§ **What the task requires**
Write out each record below exactly as it appears, with no pictures.

Records contained in a dataset
# # # # # # #
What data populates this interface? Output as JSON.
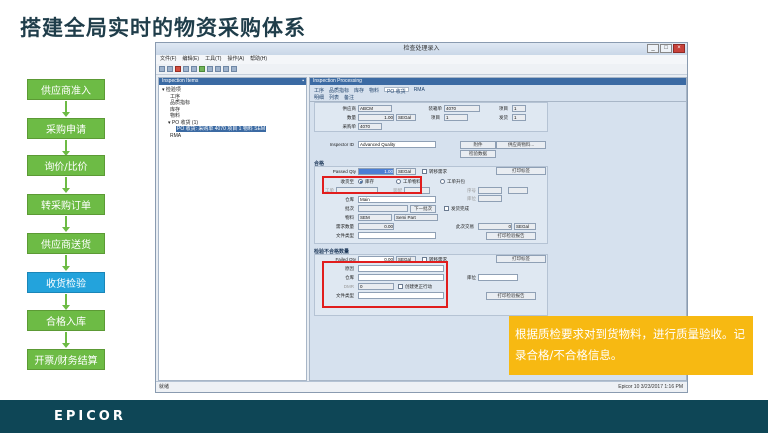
{
  "slide": {
    "title": "搭建全局实时的物资采购体系",
    "callout": "根据质检要求对到货物料，进行质量验收。记录合格/不合格信息。",
    "logo": "EPICOR"
  },
  "steps": [
    {
      "label": "供应商准入",
      "active": false
    },
    {
      "label": "采购申请",
      "active": false
    },
    {
      "label": "询价/比价",
      "active": false
    },
    {
      "label": "转采购订单",
      "active": false
    },
    {
      "label": "供应商送货",
      "active": false
    },
    {
      "label": "收货检验",
      "active": true
    },
    {
      "label": "合格入库",
      "active": false
    },
    {
      "label": "开票/财务结算",
      "active": false
    }
  ],
  "colors": {
    "step_green": "#6dbb45",
    "step_active": "#23a3dc",
    "callout": "#f7b912",
    "footer": "#0e4656",
    "highlight": "#e11d1d"
  },
  "window": {
    "title": "检查处理录入",
    "menu": [
      "文件(F)",
      "编辑(E)",
      "工具(T)",
      "操作(A)",
      "帮助(H)"
    ],
    "left_panel_header": "Inspection Items",
    "tree": [
      "检验项",
      "工序",
      "品质指标",
      "库存",
      "物料",
      "PO 收货 (1)",
      "PO 收货: 采购单 4070 项目 1 物料 SEM",
      "RMA"
    ],
    "right_panel_header": "Inspection Processing",
    "tabs_top": [
      "工序",
      "品质指标",
      "库存",
      "物料",
      "PO 收货",
      "RMA"
    ],
    "tabs_sub": [
      "明细",
      "列表",
      "备注"
    ],
    "form": {
      "supplier_label": "供应商",
      "supplier": "ABCM",
      "packslip_label": "装箱单",
      "packslip": "4070",
      "item_label": "项目",
      "item": "1",
      "qty_label": "数量",
      "qty": "1.00",
      "qty_uom": "SEGal",
      "line_label": "项目",
      "line": "1",
      "release_label": "发货",
      "release": "1",
      "po_label": "采购单",
      "po": "4070",
      "inspector_label": "Inspector ID",
      "inspector": "Advanced Quality",
      "attach_btn": "附件",
      "supplier_part_btn": "供应商物料...",
      "inspect_data_btn": "检验数据",
      "pass_section": "合格",
      "passed_qty_label": "Passed Qty",
      "passed_qty": "1.00",
      "passed_uom": "SEGal",
      "transfer_label": "转移需求",
      "print_tag_btn": "打印标签",
      "receive_to_label": "收货至",
      "stock_label": "库存",
      "job_mat_label": "工单物料",
      "job_asm_label": "工单升包",
      "job_label": "工单",
      "asm_label": "装配",
      "seq_label": "序号",
      "bin_label": "库位",
      "whse_label": "仓库",
      "whse": "Main",
      "lot_label": "批次",
      "next_lot_btn": "下一批次",
      "ship_complete_label": "发货完成",
      "part_label": "物料",
      "part": "SEM",
      "part_desc": "Semi Part",
      "req_qty_label": "需求数量",
      "req_qty": "0.00",
      "our_qty_label": "此次交易",
      "our_qty": "0",
      "our_uom": "SEGal",
      "doc_type_label": "文件类型",
      "print_report_btn": "打印检验报告",
      "fail_section": "检验不合格数量",
      "failed_qty_label": "Failed Qty",
      "failed_qty": "0.00",
      "failed_uom": "SEGal",
      "transfer_fail_label": "转移需求",
      "print_fail_btn": "打印标签",
      "reason_label": "原因",
      "fail_whse_label": "仓库",
      "fail_bin_label": "库位",
      "dmr_label": "DMR",
      "dmr": "0",
      "corrective_label": "创建更正行动",
      "fail_doc_label": "文件类型",
      "fail_report_btn": "打印检验报告"
    },
    "status_left": "就绪",
    "status_right": "Epicor 10   3/23/2017   1:16 PM"
  }
}
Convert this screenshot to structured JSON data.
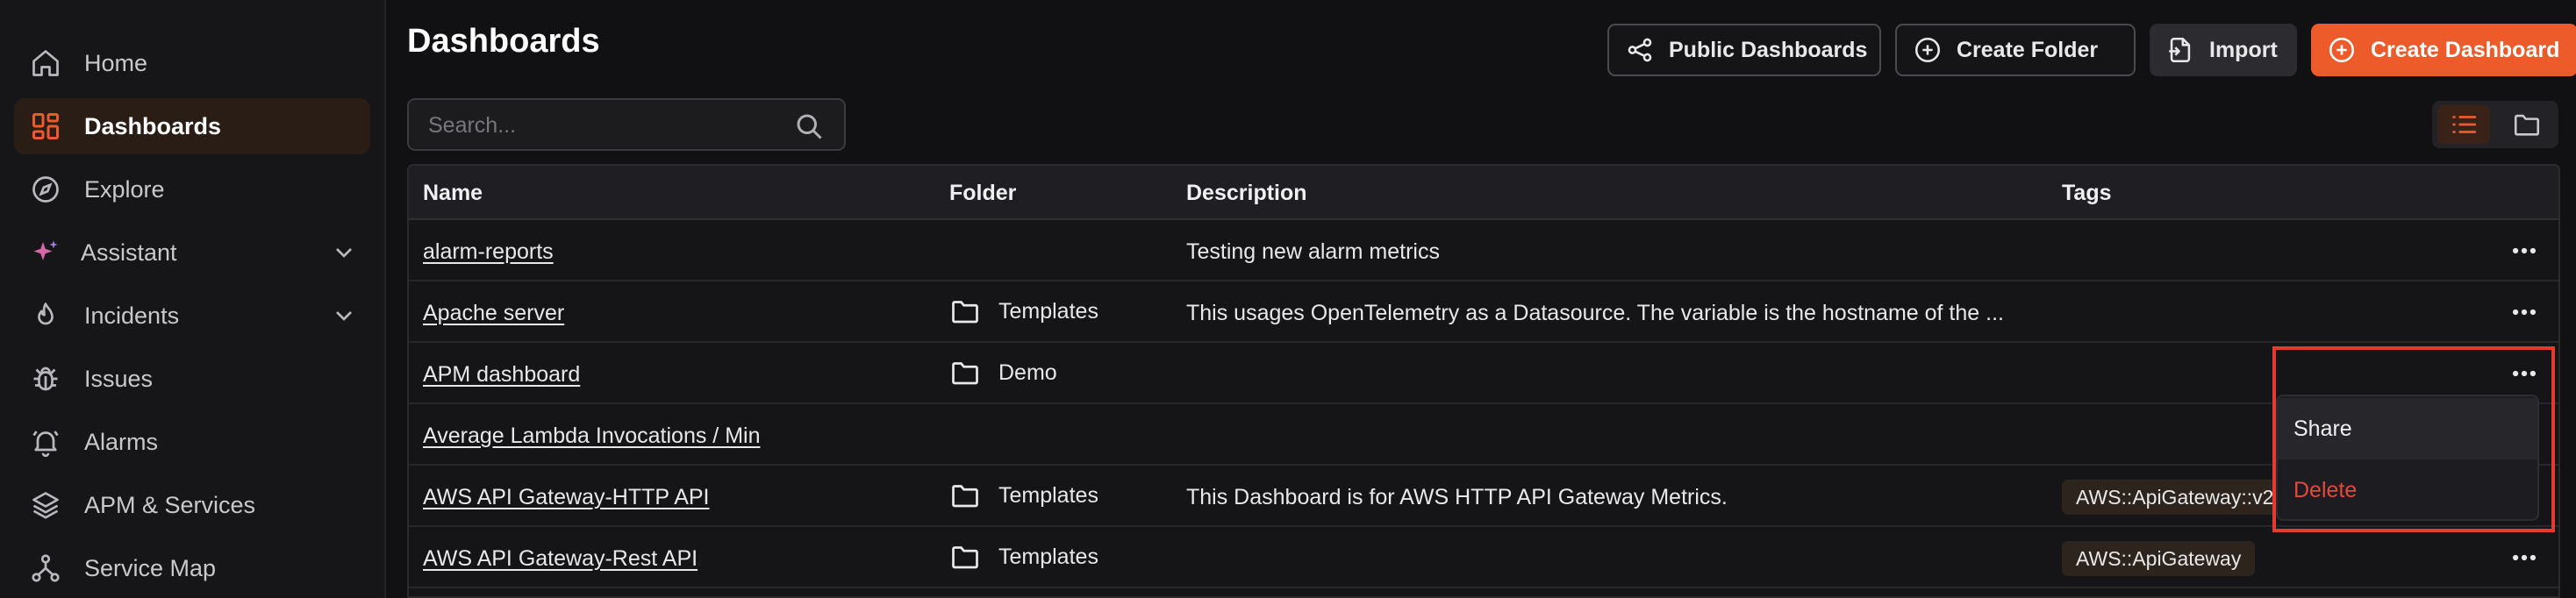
{
  "sidebar": {
    "items": [
      {
        "label": "Home",
        "icon": "home-icon"
      },
      {
        "label": "Dashboards",
        "icon": "dashboards-icon",
        "active": true
      },
      {
        "label": "Explore",
        "icon": "compass-icon"
      },
      {
        "label": "Assistant",
        "icon": "sparkle-icon",
        "expandable": true
      },
      {
        "label": "Incidents",
        "icon": "flame-icon",
        "expandable": true
      },
      {
        "label": "Issues",
        "icon": "bug-icon"
      },
      {
        "label": "Alarms",
        "icon": "alarm-bell-icon"
      },
      {
        "label": "APM & Services",
        "icon": "layers-icon"
      },
      {
        "label": "Service Map",
        "icon": "service-map-icon"
      }
    ]
  },
  "header": {
    "title": "Dashboards",
    "buttons": {
      "public_dashboards": "Public Dashboards",
      "create_folder": "Create Folder",
      "import": "Import",
      "create_dashboard": "Create Dashboard"
    }
  },
  "search": {
    "placeholder": "Search...",
    "value": ""
  },
  "view_toggle": {
    "selected": "list",
    "options": [
      "list",
      "folder"
    ]
  },
  "table": {
    "columns": {
      "name": "Name",
      "folder": "Folder",
      "description": "Description",
      "tags": "Tags"
    },
    "rows": [
      {
        "name": "alarm-reports",
        "folder": "",
        "description": "Testing new alarm metrics",
        "tag": ""
      },
      {
        "name": "Apache server",
        "folder": "Templates",
        "description": "This usages OpenTelemetry as a Datasource. The variable is the hostname of the ...",
        "tag": ""
      },
      {
        "name": "APM dashboard",
        "folder": "Demo",
        "description": "",
        "tag": ""
      },
      {
        "name": "Average Lambda Invocations / Min",
        "folder": "",
        "description": "",
        "tag": ""
      },
      {
        "name": "AWS API Gateway-HTTP API",
        "folder": "Templates",
        "description": "This Dashboard is for AWS HTTP API Gateway Metrics.",
        "tag": "AWS::ApiGateway::v2"
      },
      {
        "name": "AWS API Gateway-Rest API",
        "folder": "Templates",
        "description": "",
        "tag": "AWS::ApiGateway"
      }
    ]
  },
  "row_menu": {
    "items": [
      {
        "label": "Share"
      },
      {
        "label": "Delete"
      }
    ]
  },
  "colors": {
    "accent": "#ee5b2b",
    "danger": "#e5483a",
    "highlight_box": "#e53a32",
    "background": "#111113",
    "sidebar": "#161618"
  }
}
# # # # # # #
§ **Reply to the exercise**
What data populates this interface? Output as JSON.
{
  "slide": {
    "title": "搭建全局实时的物资采购体系",
    "callout": "根据质检要求对到货物料，进行质量验收。记录合格/不合格信息。",
    "logo": "EPICOR"
  },
  "steps": [
    {
      "label": "供应商准入",
      "active": false
    },
    {
      "label": "采购申请",
      "active": false
    },
    {
      "label": "询价/比价",
      "active": false
    },
    {
      "label": "转采购订单",
      "active": false
    },
    {
      "label": "供应商送货",
      "active": false
    },
    {
      "label": "收货检验",
      "active": true
    },
    {
      "label": "合格入库",
      "active": false
    },
    {
      "label": "开票/财务结算",
      "active": false
    }
  ],
  "colors": {
    "step_green": "#6dbb45",
    "step_active": "#23a3dc",
    "callout": "#f7b912",
    "footer": "#0e4656",
    "highlight": "#e11d1d"
  },
  "window": {
    "title": "检查处理录入",
    "menu": [
      "文件(F)",
      "编辑(E)",
      "工具(T)",
      "操作(A)",
      "帮助(H)"
    ],
    "left_panel_header": "Inspection Items",
    "tree": [
      "检验项",
      "工序",
      "品质指标",
      "库存",
      "物料",
      "PO 收货 (1)",
      "PO 收货: 采购单 4070 项目 1 物料 SEM",
      "RMA"
    ],
    "right_panel_header": "Inspection Processing",
    "tabs_top": [
      "工序",
      "品质指标",
      "库存",
      "物料",
      "PO 收货",
      "RMA"
    ],
    "tabs_sub": [
      "明细",
      "列表",
      "备注"
    ],
    "form": {
      "supplier_label": "供应商",
      "supplier": "ABCM",
      "packslip_label": "装箱单",
      "packslip": "4070",
      "item_label": "项目",
      "item": "1",
      "qty_label": "数量",
      "qty": "1.00",
      "qty_uom": "SEGal",
      "line_label": "项目",
      "line": "1",
      "release_label": "发货",
      "release": "1",
      "po_label": "采购单",
      "po": "4070",
      "inspector_label": "Inspector ID",
      "inspector": "Advanced Quality",
      "attach_btn": "附件",
      "supplier_part_btn": "供应商物料...",
      "inspect_data_btn": "检验数据",
      "pass_section": "合格",
      "passed_qty_label": "Passed Qty",
      "passed_qty": "1.00",
      "passed_uom": "SEGal",
      "transfer_label": "转移需求",
      "print_tag_btn": "打印标签",
      "receive_to_label": "收货至",
      "stock_label": "库存",
      "job_mat_label": "工单物料",
      "job_asm_label": "工单升包",
      "job_label": "工单",
      "asm_label": "装配",
      "seq_label": "序号",
      "bin_label": "库位",
      "whse_label": "仓库",
      "whse": "Main",
      "lot_label": "批次",
      "next_lot_btn": "下一批次",
      "ship_complete_label": "发货完成",
      "part_label": "物料",
      "part": "SEM",
      "part_desc": "Semi Part",
      "req_qty_label": "需求数量",
      "req_qty": "0.00",
      "our_qty_label": "此次交易",
      "our_qty": "0",
      "our_uom": "SEGal",
      "doc_type_label": "文件类型",
      "print_report_btn": "打印检验报告",
      "fail_section": "检验不合格数量",
      "failed_qty_label": "Failed Qty",
      "failed_qty": "0.00",
      "failed_uom": "SEGal",
      "transfer_fail_label": "转移需求",
      "print_fail_btn": "打印标签",
      "reason_label": "原因",
      "fail_whse_label": "仓库",
      "fail_bin_label": "库位",
      "dmr_label": "DMR",
      "dmr": "0",
      "corrective_label": "创建更正行动",
      "fail_doc_label": "文件类型",
      "fail_report_btn": "打印检验报告"
    },
    "status_left": "就绪",
    "status_right": "Epicor 10   3/23/2017   1:16 PM"
  }
}
Convert this screenshot to structured JSON data.
{
  "sidebar": {
    "items": [
      {
        "label": "Home",
        "icon": "home-icon"
      },
      {
        "label": "Dashboards",
        "icon": "dashboards-icon",
        "active": true
      },
      {
        "label": "Explore",
        "icon": "compass-icon"
      },
      {
        "label": "Assistant",
        "icon": "sparkle-icon",
        "expandable": true
      },
      {
        "label": "Incidents",
        "icon": "flame-icon",
        "expandable": true
      },
      {
        "label": "Issues",
        "icon": "bug-icon"
      },
      {
        "label": "Alarms",
        "icon": "alarm-bell-icon"
      },
      {
        "label": "APM & Services",
        "icon": "layers-icon"
      },
      {
        "label": "Service Map",
        "icon": "service-map-icon"
      }
    ]
  },
  "header": {
    "title": "Dashboards",
    "buttons": {
      "public_dashboards": "Public Dashboards",
      "create_folder": "Create Folder",
      "import": "Import",
      "create_dashboard": "Create Dashboard"
    }
  },
  "search": {
    "placeholder": "Search...",
    "value": ""
  },
  "view_toggle": {
    "selected": "list",
    "options": [
      "list",
      "folder"
    ]
  },
  "table": {
    "columns": {
      "name": "Name",
      "folder": "Folder",
      "description": "Description",
      "tags": "Tags"
    },
    "rows": [
      {
        "name": "alarm-reports",
        "folder": "",
        "description": "Testing new alarm metrics",
        "tag": ""
      },
      {
        "name": "Apache server",
        "folder": "Templates",
        "description": "This usages OpenTelemetry as a Datasource. The variable is the hostname of the ...",
        "tag": ""
      },
      {
        "name": "APM dashboard",
        "folder": "Demo",
        "description": "",
        "tag": ""
      },
      {
        "name": "Average Lambda Invocations / Min",
        "folder": "",
        "description": "",
        "tag": ""
      },
      {
        "name": "AWS API Gateway-HTTP API",
        "folder": "Templates",
        "description": "This Dashboard is for AWS HTTP API Gateway Metrics.",
        "tag": "AWS::ApiGateway::v2"
      },
      {
        "name": "AWS API Gateway-Rest API",
        "folder": "Templates",
        "description": "",
        "tag": "AWS::ApiGateway"
      }
    ]
  },
  "row_menu": {
    "items": [
      {
        "label": "Share"
      },
      {
        "label": "Delete"
      }
    ]
  },
  "colors": {
    "accent": "#ee5b2b",
    "danger": "#e5483a",
    "highlight_box": "#e53a32",
    "background": "#111113",
    "sidebar": "#161618"
  }
}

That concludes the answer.